### Set of tasks
1. List every program version number that the APEDRIVE excerpt mentions.
2. Write out everything in the APEDRIVE excerpt from "You can change" down to "Drive B alone.", word for word.

### Excerpt provided
-- Opening Marker --
Most software is 'upwardly compatible' with its later versions. This means that if you were using (say) version 2.0 of a program, then obtain an upgrade to version 3.0, it is in everyone's interests that version 3.0 should be able to use data created with version 2.0. (Often it's also possible to use version 3.0 to save data in version 2.0's format.) In most cases, an IBM version of a program is likely to be more recent than the Apricot version. A typical example is WordPerfect. The last Apricot version was 4.2, while the most widespread IBM version (at date of printing this manual) is 5.1. WP 5.1 can not only read 4.2 files (converting them into 5.1 format as it does so), it can optionally save a new document in 4.2 format. With APEDRIVE you can save or copy such a document to an Apricot disk ... and this may then be taken across the room to the Apricot and loaded into your Apricot copy of 4.2.
APEDRIVE can be loaded into the IBM PC's resident memory by commanding the program direct. The program is called APEDRIVE.COM, and commanding this will instal it. Thus: C:\ANSIBLE>APEDRIVE [Return] This will produce an installation message in a box, reporting that APEDRIVE has been installed for all floppy drives. (Under no circumstances will APEDRIVE even consider a hard disk for its attentions!) This might sound alarming, but remember that the program takes no action unless it detects an Apricot disk. If the program has already been installed for a particular drive or drives, the APEDRIVE command will report on which drives it's installed for. Commanding APEDRIVE with a disk drive label instals it for the named drive. E.g.: C:\ANSIBLE>APEDRIVE A [Return] ... will instal it for Drive A only (naturally this should be the 3½" drive). Other drive letters may be used, of course. More than one drive at a time may be converted by nominating more drives – for example: C:\ANSIBLE>APEDRIVE AB [Return] We provide a number of specialist options to allow tinkering with the APEDRIVE installation after first loading it. You may never need any of these, so feel free to skip the next indented section!
You can change APEDRIVE's installation from any particular setting to "all drives" by using an asterisk:
C:\ANSIBLE>APEDRIVE * [Return]
Drives may be selectively installed or "un-installed" by preceding the drive letter(s) with + or - signs. For example:
C:\ANSIBLE>APEDRIVE -B [Return]
... which will "un-instal" Drive B. And:
C:\ANSIBLE>APEDRIVE +B [Return]
... will instal it again. You can combine all these commands for various effects. Here are some examples: C:\ANSIBLE>APEDRIVE *-A [Return] – instal for all drives, then "un-instal" Drive A, leaving any other drives installed. C:\ANSIBLE>APEDRIVE -*+B [Return] – "un-instal" from all drives, re-instal for Drive B alone.
-- Closing Marker --
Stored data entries
-- Opening Marker --
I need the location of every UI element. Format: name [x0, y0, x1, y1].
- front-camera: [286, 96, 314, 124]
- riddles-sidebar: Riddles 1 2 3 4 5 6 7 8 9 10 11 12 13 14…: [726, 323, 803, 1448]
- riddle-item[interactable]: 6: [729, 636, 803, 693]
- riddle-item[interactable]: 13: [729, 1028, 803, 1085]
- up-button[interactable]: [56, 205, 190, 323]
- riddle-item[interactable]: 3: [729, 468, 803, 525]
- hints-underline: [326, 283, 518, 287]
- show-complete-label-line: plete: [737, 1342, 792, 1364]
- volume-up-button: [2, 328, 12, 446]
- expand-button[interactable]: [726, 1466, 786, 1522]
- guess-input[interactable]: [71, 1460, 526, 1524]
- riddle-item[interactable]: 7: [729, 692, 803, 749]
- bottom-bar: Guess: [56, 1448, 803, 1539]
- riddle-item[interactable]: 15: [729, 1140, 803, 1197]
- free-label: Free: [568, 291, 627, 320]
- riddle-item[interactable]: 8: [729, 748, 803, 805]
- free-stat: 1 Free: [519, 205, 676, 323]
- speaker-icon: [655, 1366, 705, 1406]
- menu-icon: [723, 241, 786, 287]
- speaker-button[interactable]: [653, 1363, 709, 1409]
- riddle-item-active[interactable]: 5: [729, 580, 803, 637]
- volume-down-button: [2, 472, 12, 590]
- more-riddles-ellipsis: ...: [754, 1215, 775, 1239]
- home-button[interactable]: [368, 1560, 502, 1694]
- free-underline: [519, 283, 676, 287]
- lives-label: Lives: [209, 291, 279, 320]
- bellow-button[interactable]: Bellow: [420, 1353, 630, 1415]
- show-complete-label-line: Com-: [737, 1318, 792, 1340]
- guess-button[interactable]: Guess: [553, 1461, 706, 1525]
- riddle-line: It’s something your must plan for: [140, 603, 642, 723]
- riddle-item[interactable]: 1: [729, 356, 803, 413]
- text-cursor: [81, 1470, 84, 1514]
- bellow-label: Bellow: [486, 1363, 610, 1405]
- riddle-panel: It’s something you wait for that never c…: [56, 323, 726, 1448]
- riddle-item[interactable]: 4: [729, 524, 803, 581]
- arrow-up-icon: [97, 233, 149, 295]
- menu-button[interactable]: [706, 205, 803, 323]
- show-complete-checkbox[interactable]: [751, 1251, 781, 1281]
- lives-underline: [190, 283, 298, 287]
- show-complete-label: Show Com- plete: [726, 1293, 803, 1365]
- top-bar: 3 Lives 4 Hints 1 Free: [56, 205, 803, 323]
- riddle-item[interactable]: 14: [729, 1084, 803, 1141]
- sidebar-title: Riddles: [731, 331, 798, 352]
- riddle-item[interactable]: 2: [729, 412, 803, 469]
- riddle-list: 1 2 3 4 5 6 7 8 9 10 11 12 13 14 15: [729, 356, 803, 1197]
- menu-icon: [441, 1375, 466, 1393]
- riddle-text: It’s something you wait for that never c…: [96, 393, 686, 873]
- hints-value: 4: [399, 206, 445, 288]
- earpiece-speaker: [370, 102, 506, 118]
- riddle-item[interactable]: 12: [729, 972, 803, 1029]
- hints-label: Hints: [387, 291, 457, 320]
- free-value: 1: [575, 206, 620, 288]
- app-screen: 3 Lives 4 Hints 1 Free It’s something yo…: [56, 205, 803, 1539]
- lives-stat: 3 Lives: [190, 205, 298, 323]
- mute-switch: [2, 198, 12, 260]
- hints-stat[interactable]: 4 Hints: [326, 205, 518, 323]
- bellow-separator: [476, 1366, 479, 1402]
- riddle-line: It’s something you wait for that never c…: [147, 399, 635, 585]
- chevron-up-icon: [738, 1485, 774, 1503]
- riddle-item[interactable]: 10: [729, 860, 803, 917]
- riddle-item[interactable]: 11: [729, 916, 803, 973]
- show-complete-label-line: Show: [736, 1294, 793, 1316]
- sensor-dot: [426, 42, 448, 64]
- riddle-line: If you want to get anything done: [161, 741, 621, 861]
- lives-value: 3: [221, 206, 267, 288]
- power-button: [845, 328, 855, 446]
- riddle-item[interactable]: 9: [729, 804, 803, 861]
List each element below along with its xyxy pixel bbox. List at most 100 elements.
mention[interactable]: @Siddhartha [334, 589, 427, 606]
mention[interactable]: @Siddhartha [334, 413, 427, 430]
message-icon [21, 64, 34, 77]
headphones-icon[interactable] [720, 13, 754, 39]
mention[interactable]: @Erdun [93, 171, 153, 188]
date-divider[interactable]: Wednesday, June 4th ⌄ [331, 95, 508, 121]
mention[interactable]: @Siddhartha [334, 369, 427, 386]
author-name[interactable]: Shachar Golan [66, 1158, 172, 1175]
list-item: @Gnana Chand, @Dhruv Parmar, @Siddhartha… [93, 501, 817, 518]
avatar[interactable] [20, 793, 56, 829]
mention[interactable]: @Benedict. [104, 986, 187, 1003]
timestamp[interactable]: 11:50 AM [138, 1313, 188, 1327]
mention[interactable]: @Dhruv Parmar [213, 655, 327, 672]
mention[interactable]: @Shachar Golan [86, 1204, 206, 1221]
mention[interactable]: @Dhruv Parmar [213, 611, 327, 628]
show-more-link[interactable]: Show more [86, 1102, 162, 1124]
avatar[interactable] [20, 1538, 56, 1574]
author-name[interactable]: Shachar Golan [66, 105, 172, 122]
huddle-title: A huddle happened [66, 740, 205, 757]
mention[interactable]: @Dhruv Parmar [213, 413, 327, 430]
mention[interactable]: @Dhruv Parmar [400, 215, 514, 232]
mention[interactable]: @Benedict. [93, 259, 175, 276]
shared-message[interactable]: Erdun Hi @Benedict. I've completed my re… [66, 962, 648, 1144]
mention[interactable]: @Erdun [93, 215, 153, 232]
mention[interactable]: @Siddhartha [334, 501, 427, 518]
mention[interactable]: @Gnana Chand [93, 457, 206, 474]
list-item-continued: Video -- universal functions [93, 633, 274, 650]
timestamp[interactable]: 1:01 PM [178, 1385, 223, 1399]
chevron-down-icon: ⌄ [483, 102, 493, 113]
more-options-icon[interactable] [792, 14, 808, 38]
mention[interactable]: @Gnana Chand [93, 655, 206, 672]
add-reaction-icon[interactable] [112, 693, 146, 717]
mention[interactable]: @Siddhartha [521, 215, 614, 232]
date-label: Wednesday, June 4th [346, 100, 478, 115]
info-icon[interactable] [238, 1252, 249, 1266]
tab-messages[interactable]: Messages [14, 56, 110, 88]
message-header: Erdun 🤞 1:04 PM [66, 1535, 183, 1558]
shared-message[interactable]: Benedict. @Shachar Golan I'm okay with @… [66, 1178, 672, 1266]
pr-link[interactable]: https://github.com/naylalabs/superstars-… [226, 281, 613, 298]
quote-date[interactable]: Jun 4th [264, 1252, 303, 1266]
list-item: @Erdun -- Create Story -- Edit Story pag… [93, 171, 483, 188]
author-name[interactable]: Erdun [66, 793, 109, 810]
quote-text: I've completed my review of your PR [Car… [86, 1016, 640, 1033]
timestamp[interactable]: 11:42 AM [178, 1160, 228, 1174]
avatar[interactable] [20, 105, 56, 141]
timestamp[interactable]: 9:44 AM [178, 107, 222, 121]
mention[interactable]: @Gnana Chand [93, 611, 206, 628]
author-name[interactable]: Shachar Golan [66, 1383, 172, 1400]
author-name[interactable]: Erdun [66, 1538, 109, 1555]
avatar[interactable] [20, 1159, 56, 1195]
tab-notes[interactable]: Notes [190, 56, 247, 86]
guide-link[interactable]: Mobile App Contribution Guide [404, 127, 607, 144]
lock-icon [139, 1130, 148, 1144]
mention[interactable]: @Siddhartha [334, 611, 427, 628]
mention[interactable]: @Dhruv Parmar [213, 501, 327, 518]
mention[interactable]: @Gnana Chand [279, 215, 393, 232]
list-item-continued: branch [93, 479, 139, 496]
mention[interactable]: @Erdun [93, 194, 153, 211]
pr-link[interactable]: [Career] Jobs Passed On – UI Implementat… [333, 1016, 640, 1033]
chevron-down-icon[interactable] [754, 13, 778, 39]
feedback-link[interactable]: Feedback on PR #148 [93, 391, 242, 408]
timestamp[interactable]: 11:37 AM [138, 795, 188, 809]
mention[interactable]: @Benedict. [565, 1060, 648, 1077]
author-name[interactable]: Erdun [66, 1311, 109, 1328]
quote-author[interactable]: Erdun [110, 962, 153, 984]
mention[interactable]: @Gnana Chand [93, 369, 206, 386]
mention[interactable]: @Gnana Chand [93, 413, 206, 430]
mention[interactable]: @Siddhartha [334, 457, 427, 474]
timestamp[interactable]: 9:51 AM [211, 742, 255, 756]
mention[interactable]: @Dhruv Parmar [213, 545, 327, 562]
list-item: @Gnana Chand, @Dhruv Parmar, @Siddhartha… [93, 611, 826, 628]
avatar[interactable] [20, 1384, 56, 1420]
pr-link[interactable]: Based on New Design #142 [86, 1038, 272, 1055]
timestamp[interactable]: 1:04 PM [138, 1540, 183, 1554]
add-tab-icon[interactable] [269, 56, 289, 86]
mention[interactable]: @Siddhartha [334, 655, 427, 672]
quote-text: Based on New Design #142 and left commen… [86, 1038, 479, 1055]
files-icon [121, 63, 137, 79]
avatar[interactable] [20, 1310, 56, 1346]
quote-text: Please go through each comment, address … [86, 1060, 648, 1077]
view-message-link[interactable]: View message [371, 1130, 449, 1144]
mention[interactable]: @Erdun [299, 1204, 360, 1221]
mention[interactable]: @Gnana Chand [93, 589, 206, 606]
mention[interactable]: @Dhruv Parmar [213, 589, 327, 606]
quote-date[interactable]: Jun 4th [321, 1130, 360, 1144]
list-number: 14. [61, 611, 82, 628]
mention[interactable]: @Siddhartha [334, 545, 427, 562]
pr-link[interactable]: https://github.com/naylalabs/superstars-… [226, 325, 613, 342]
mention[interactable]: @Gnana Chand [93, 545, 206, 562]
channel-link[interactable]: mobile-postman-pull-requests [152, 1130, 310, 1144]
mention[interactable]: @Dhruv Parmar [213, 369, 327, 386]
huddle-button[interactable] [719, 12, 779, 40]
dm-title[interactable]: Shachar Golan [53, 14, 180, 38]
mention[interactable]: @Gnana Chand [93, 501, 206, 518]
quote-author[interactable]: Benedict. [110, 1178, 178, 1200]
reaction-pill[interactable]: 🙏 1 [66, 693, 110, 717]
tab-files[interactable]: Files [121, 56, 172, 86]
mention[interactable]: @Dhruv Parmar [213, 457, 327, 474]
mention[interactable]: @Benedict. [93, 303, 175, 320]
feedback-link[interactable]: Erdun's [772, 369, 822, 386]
-- Closing Marker --
### Responses to the tasks
1. 2.0, 3.0, 4.2, 5.1

2.
You can change APEDRIVE's installation from any particular setting to "all drives" by using an asterisk:
C:\ANSIBLE>APEDRIVE * [Return]
Drives may be selectively installed or "un-installed" by preceding the drive letter(s) with + or - signs. For example:
C:\ANSIBLE>APEDRIVE -B [Return]
... which will "un-instal" Drive B. And:
C:\ANSIBLE>APEDRIVE +B [Return]
... will instal it again. You can combine all these commands for various effects. Here are some examples: C:\ANSIBLE>APEDRIVE *-A [Return] – instal for all drives, then "un-instal" Drive A, leaving any other drives installed. C:\ANSIBLE>APEDRIVE -*+B [Return] – "un-instal" from all drives, re-instal for Drive B alone.